Exercise tasks
A) Name every setting in the note on connection resets whose name begins with "net.ipv4".
B) According to the note on connection resets, what kind of EC2 instances most often show the error?

Text to read
When running under high network load a server may get a "connection reset by peer" error. This is most often seen with aws s3 cp operations during workflow "scatter" steps and on smaller EC2 instances with burstable throughput rather than fixed throughput.

Proposed Solution

From the S3 team:

"You may be exhausting the socket pool and attempting to reuse sockets before they are fully closed and/or the sockets may be timing out before the requests complete. If you want to experiment with some client-side settings that may help alleviate the issue, try:

expanding the ephemeral port range net.ipv4.ip_local_port_range
decreasing the TCP FIN timeout net.ipv4.tcp_fin_timeout
enable sockets in TIME_WAIT state to be reused with net.ipv4.tcp_tw_recycle=1 and net.ipv4.tcp_tw_reuse=1 "

Source material
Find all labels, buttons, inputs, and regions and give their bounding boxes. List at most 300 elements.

Outputs for the tasks
A)
- net.ipv4.ip_local_port_range
- net.ipv4.tcp_fin_timeout
- net.ipv4.tcp_tw_recycle
- net.ipv4.tcp_tw_reuse

B) Smaller EC2 instances with burstable throughput rather than fixed throughput.